## [What to work on]
Tally the lines that include the word "可求得直线" and reply with nothing but the total.

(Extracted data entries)
━━━━━━━━━━

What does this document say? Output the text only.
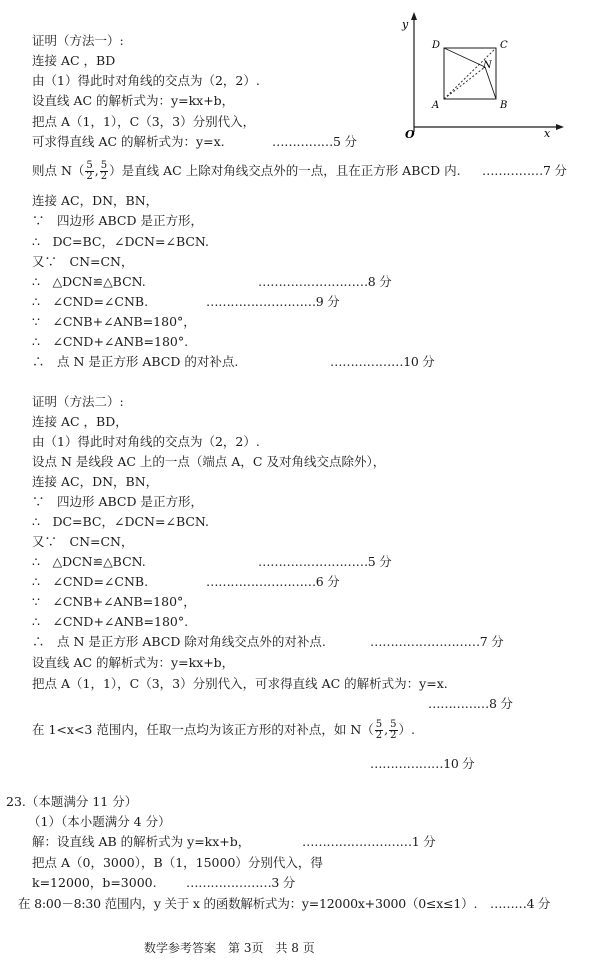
y
x
O
A	B
C
D
N
证明（方法一）:
连接 AC ，BD
由（1）得此时对角线的交点为（2，2）.
设直线 AC 的解析式为：y=kx+b，
把点 A（1，1），C（3，3）分别代入，
可求得直线 AC 的解析式为：y=x.	……………5 分
则点 $N( \frac{5}{2}$ , $\frac{5}{2}$ ）是直线 AC 上除对角线交点外的一点，且在正方形 ABCD 内. ……………7 分
连接 AC，DN，BN，
∵　四边形 ABCD 是正方形，
∴　DC=BC，∠DCN=∠BCN.
又∵　CN=CN，
∴　△DCN≌△BCN.	………………………8 分
∴　∠CND=∠CNB.	………………………9 分
∵　∠CNB+∠ANB=180°，
∴　∠CND+∠ANB=180°.
∴　点 N 是正方形 ABCD 的对补点.	………………10 分
证明（方法二）:
连接 AC ，BD，
由（1）得此时对角线的交点为（2，2）.
设点 N 是线段 AC 上的一点（端点 A，C 及对角线交点除外），
连接 AC，DN，BN，
∵　四边形 ABCD 是正方形，
∴　DC=BC，∠DCN=∠BCN.
又∵　CN=CN，
∴　△DCN≌△BCN.	………………………5 分
∴　∠CND=∠CNB.	………………………6 分
∵　∠CNB+∠ANB=180°，
∴　∠CND+∠ANB=180°.
∴　点 N 是正方形 ABCD 除对角线交点外的对补点.	………………………7 分
设直线 AC 的解析式为：y=kx+b，
把点 A（1，1），C（3，3）分别代入，可求得直线 AC 的解析式为：y=x.
……………8 分
在 1<x<3 范围内，任取一点均为该正方形的对补点，如 $N( \frac{5}{2}$ , $\frac{5}{2}$ ）.
………………10 分
23.（本题满分 11 分）
（1）（本小题满分 4 分）
解：设直线 AB 的解析式为 y=kx+b，	………………………1 分
把点 A（0，3000），B（1，15000）分别代入，得
k=12000，b=3000. …………………3 分
在 8:00－8:30 范围内，y 关于 x 的函数解析式为：y=12000x+3000（0≤x≤1）. ………4 分
数学参考答案　第 3页　共 8 页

━━━━━━━━━━

## [Finished exercise]
2